*Task input*.
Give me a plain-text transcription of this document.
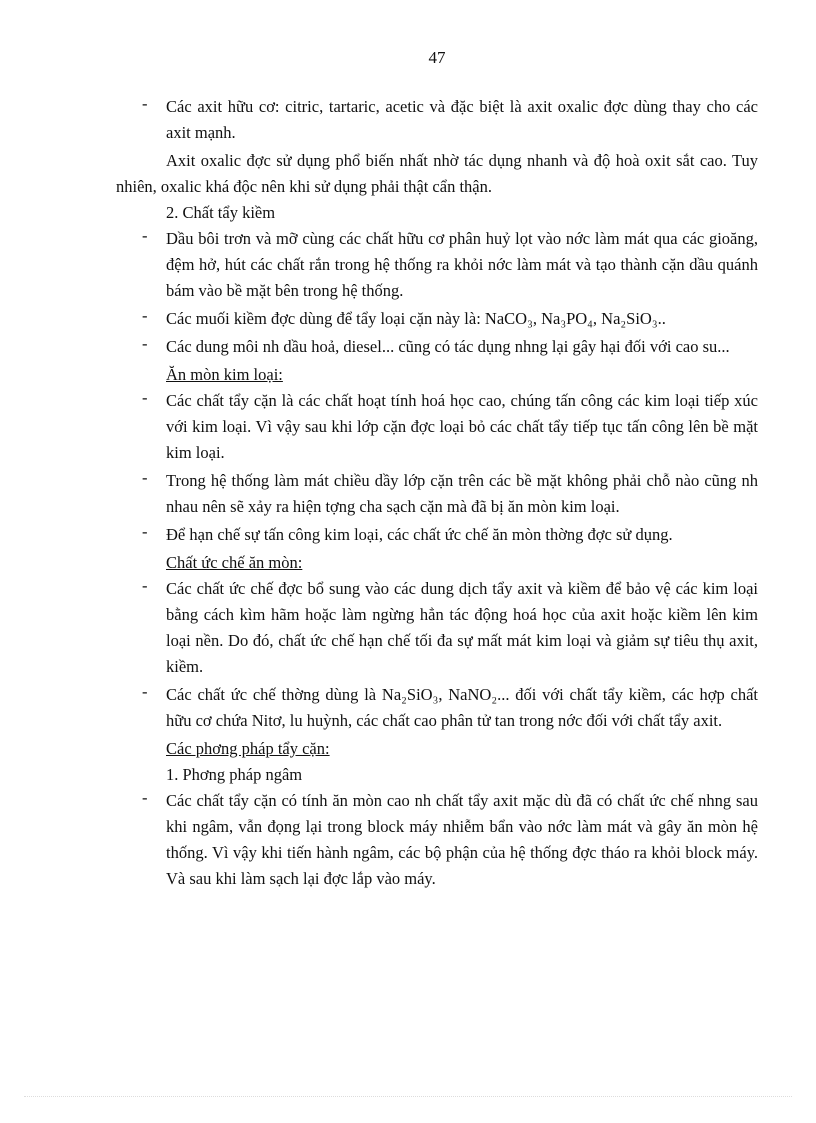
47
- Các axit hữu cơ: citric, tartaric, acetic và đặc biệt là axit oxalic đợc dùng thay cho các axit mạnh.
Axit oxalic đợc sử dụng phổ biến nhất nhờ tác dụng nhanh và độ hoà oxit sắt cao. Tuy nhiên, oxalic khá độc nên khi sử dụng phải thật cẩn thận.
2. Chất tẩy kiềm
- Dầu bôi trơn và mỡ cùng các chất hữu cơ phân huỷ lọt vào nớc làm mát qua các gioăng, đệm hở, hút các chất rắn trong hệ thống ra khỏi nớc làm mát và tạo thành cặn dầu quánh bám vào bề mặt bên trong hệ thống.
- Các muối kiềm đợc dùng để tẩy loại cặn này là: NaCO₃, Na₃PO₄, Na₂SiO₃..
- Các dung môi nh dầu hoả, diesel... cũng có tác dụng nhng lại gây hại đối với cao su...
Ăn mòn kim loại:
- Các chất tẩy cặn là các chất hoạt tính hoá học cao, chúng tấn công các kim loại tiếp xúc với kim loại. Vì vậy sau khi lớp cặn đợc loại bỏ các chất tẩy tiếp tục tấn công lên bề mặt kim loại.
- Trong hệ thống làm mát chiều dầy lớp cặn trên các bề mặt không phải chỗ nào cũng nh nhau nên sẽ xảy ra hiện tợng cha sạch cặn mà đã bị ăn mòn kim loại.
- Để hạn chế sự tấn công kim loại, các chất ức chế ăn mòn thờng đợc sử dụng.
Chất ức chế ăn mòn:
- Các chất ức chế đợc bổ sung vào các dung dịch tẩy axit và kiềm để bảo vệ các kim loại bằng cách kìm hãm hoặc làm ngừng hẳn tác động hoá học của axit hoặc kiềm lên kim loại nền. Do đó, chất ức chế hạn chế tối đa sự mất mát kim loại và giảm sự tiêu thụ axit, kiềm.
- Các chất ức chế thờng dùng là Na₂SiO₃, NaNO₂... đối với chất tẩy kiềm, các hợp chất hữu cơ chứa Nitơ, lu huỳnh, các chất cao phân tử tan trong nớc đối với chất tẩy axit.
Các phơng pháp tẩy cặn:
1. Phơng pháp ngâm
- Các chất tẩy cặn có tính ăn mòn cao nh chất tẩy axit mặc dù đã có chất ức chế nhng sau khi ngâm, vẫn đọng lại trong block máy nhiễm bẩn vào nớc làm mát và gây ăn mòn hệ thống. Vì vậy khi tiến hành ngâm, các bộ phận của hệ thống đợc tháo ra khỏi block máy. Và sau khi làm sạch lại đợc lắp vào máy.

*Exercise*. Find the lines of the material that hold the word "oxalic" and report their count alone.

*Result for this exercise*. 2